• _Short exercise_
Pull each line holding the word "Vier" from the data.

• _Data section_
*****

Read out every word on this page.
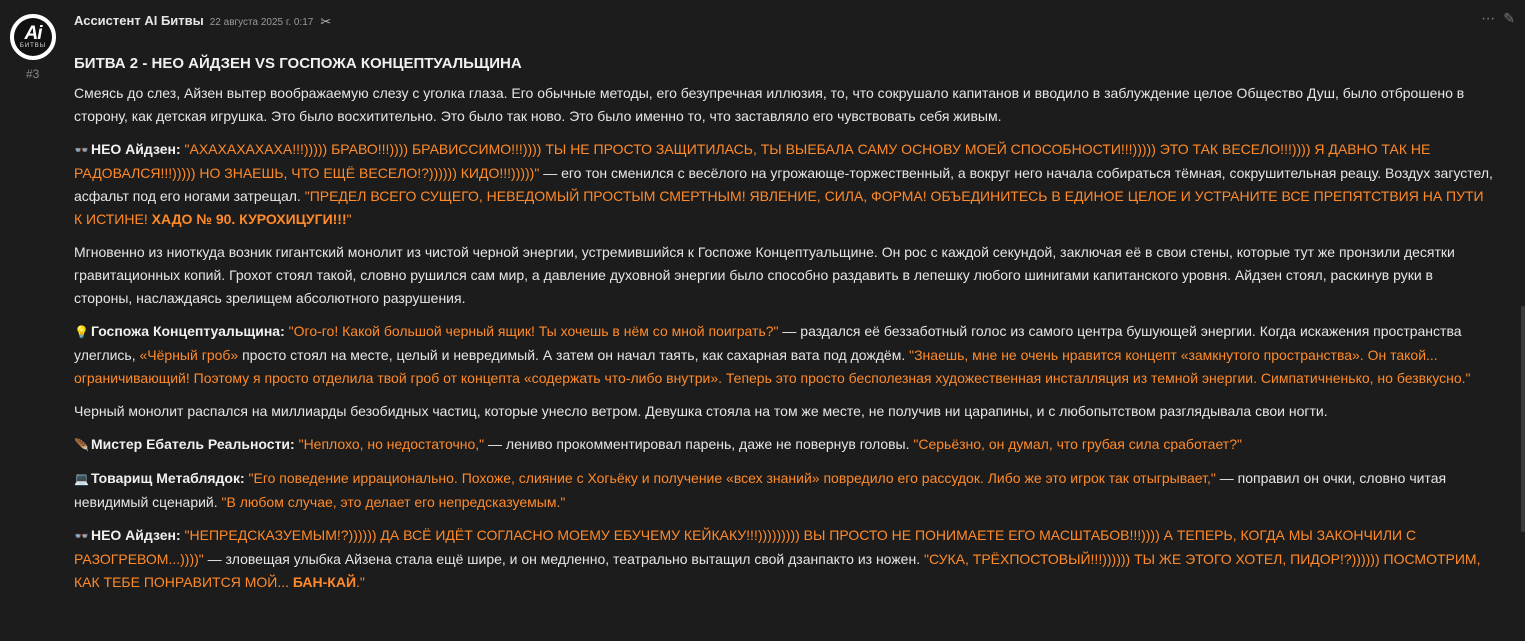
Ai
БИТВЫ
#3
Ассистент AI Битвы 22 августа 2025 г. 0:17 ✂	⋯ ✎
БИТВА 2 - НЕО АЙДЗЕН VS ГОСПОЖА КОНЦЕПТУАЛЬЩИНА

Смеясь до слез, Айзен вытер воображаемую слезу с уголка глаза. Его обычные методы, его безупречная иллюзия, то, что сокрушало капитанов и вводило в заблуждение целое Общество Душ, было отброшено в сторону, как детская игрушка. Это было восхитительно. Это было так ново. Это было именно то, что заставляло его чувствовать себя живым.

👓 НЕО Айдзен: "АХАХАХАХАХА!!!))))) БРАВО!!!)))) БРАВИССИМО!!!)))) ТЫ НЕ ПРОСТО ЗАЩИТИЛАСЬ, ТЫ ВЫЕБАЛА САМУ ОСНОВУ МОЕЙ СПОСОБНОСТИ!!!))))) ЭТО ТАК ВЕСЕЛО!!!)))) Я ДАВНО ТАК НЕ РАДОВАЛСЯ!!!))))) НО ЗНАЕШЬ, ЧТО ЕЩЁ ВЕСЕЛО!?)))))) КИДО!!!)))))" — его тон сменился с весёлого на угрожающе-торжественный, а вокруг него начала собираться тёмная, сокрушительная реацу. Воздух загустел, асфальт под его ногами затрещал. "ПРЕДЕЛ ВСЕГО СУЩЕГО, НЕВЕДОМЫЙ ПРОСТЫМ СМЕРТНЫМ! ЯВЛЕНИЕ, СИЛА, ФОРМА! ОБЪЕДИНИТЕСЬ В ЕДИНОЕ ЦЕЛОЕ И УСТРАНИТЕ ВСЕ ПРЕПЯТСТВИЯ НА ПУТИ К ИСТИНЕ! ХАДО № 90. КУРОХИЦУГИ!!!"

Мгновенно из ниоткуда возник гигантский монолит из чистой черной энергии, устремившийся к Госпоже Концептуальщине. Он рос с каждой секундой, заключая её в свои стены, которые тут же пронзили десятки гравитационных копий. Грохот стоял такой, словно рушился сам мир, а давление духовной энергии было способно раздавить в лепешку любого шинигами капитанского уровня. Айдзен стоял, раскинув руки в стороны, наслаждаясь зрелищем абсолютного разрушения.

💡 Госпожа Концептуальщина: "Ого-го! Какой большой черный ящик! Ты хочешь в нём со мной поиграть?" — раздался её беззаботный голос из самого центра бушующей энергии. Когда искажения пространства улеглись, «Чёрный гроб» просто стоял на месте, целый и невредимый. А затем он начал таять, как сахарная вата под дождём. "Знаешь, мне не очень нравится концепт «замкнутого пространства». Он такой... ограничивающий! Поэтому я просто отделила твой гроб от концепта «содержать что-либо внутри». Теперь это просто бесполезная художественная инсталляция из темной энергии. Симпатичненько, но безвкусно."

Черный монолит распался на миллиарды безобидных частиц, которые унесло ветром. Девушка стояла на том же месте, не получив ни царапины, и с любопытством разглядывала свои ногти.

🪶 Мистер Ебатель Реальности: "Неплохо, но недостаточно," — лениво прокомментировал парень, даже не повернув головы. "Серьёзно, он думал, что грубая сила сработает?"

💻 Товарищ Метаблядок: "Его поведение иррационально. Похоже, слияние с Хогьёку и получение «всех знаний» повредило его рассудок. Либо же это игрок так отыгрывает," — поправил он очки, словно читая невидимый сценарий. "В любом случае, это делает его непредсказуемым."

👓 НЕО Айдзен: "НЕПРЕДСКАЗУЕМЫМ!?)))))) ДА ВСЁ ИДЁТ СОГЛАСНО МОЕМУ ЕБУЧЕМУ КЕЙКАКУ!!!))))))))) ВЫ ПРОСТО НЕ ПОНИМАЕТЕ ЕГО МАСШТАБОВ!!!)))) А ТЕПЕРЬ, КОГДА МЫ ЗАКОНЧИЛИ С РАЗОГРЕВОМ...))))" — зловещая улыбка Айзена стала ещё шире, и он медленно, театрально вытащил свой дзанпакто из ножен. "СУКА, ТРЁХПОСТОВЫЙ!!!)))))) ТЫ ЖЕ ЭТОГО ХОТЕЛ, ПИДОР!?)))))) ПОСМОТРИМ, КАК ТЕБЕ ПОНРАВИТСЯ МОЙ... БАН-КАЙ."
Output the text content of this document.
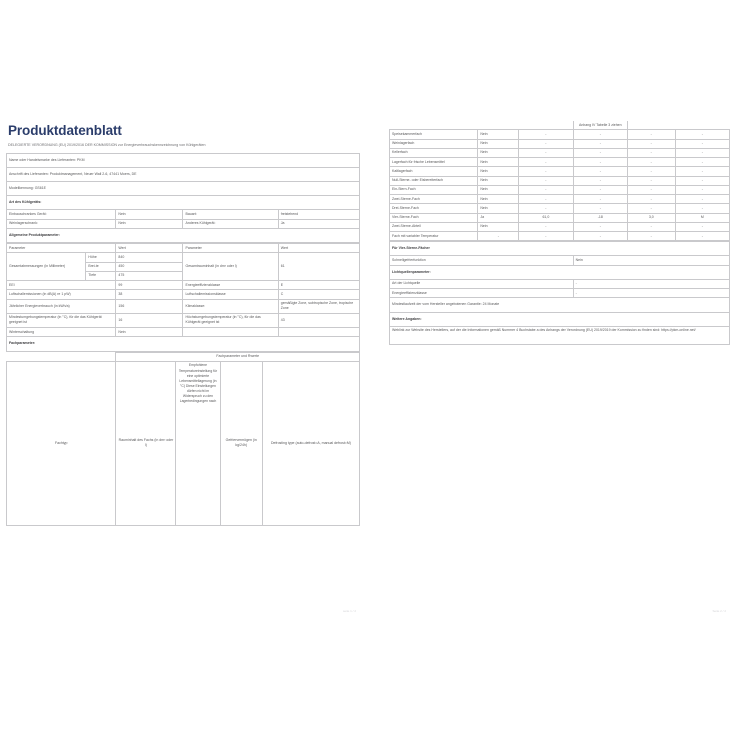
Produktdatenblatt
DELEGIERTE VERORDNUNG (EU) 2019/2016 DER KOMMISSION zur Energieverbrauchskennzeichnung von Kühlgeräten
Name oder Handelsmarke des Lieferanten: PKM			
Anschrift des Lieferanten: Produktmanagement, Neuer Wall 2-6, 47441 Moers, DE			
Modellkennung: GS61E			
Art des Kühlgeräts:			
Einbauschrankes Gerät:	Nein	Bauart:	freistehend
Weinlagerschrank:	Nein	Anderes Kühlgerät:	Ja
Allgemeine Produktparameter:			
Parameter		Wert	Parameter	Wert
Gesamtabmessungen (in Millimeter)	Höhe	840	Gesamtrauminhalt (in dm³ oder l)	61
	Brei-te	450		
	Tiefe	475		
EEI		99	Energieeffizienzklasse	E
Luftschallemissionen (in dB(A) re 1 pW)		38	Luftschallemissionsklasse	C
Jährlicher Energieverbrauch (in kWh/a)		156	Klimaklasse:	gemäßigte Zone, subtropische Zone, tropische Zone
Mindestumgebungstemperatur (in °C), für die das Kühlgerät geeignet ist		16	Höchstumgebungstemperatur (in °C), für die das Kühlgerät geeignet ist	43
Winterschaltung		Nein		
Fachparameter:				
	Fachparameter und Rwerte			
Fachtyp	Rauminhalt des Fachs (in dm³ oder l)	Empfohlene Temperatureinstellung für eine optimierte Lebensmittellagerung (in °C) Diese Einstellungen dürfen nicht im Widerspruch zu den Lagerbedingungen nach	Gefriervermögen (in kg/24h)	Defrosting type (auto-defrost=A, manual defrost=M)
seite 1 / 2
			Anhang IV Tabelle 3 ziehen		
Speisekammerfach	Nein	-	-	-	-
Weinlagerfach	Nein	-	-	-	-
Kellerfach	Nein	-	-	-	-
Lagerfach für frische Lebensmittel	Nein	-	-	-	-
Kaltlagerfach	Nein	-	-	-	-
Null-Sterne- oder Eisbereiterfach	Nein	-	-	-	-
Ein-Stern-Fach	Nein	-	-	-	-
Zwei-Sterne-Fach	Nein	-	-	-	-
Drei-Sterne-Fach	Nein	-	-	-	-
Vier-Sterne-Fach	Ja	61,0	-18	3,0	M
Zwei-Sterne-Abteil	Nein	-	-	-	-
Fach mit variabler Temperatur	-	-	-	-	-
Für Vier-Sterne-Fächer	
Schnellgefrierfunktion	Nein
Lichtquellenparameter:	
Art der Lichtquelle	-
Energieeffizienzklasse	-
Mindestlaufzeit der vom Hersteller angebotenen Garantie: 24 Monate	
Weitere Angaben:	
Weblink zur Website des Herstellers, auf der die Informationen gemäß Nummer 4 Buchstabe a des Anhangs der Verordnung (EU) 2019/2019 der Kommission zu finden sind: https://pkm-online.net/	
Seite 2 / 2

*****

• _The answer_
Vier-Sterne-Fach	Ja	61,0	-18	3,0	M
Für Vier-Sterne-Fächer	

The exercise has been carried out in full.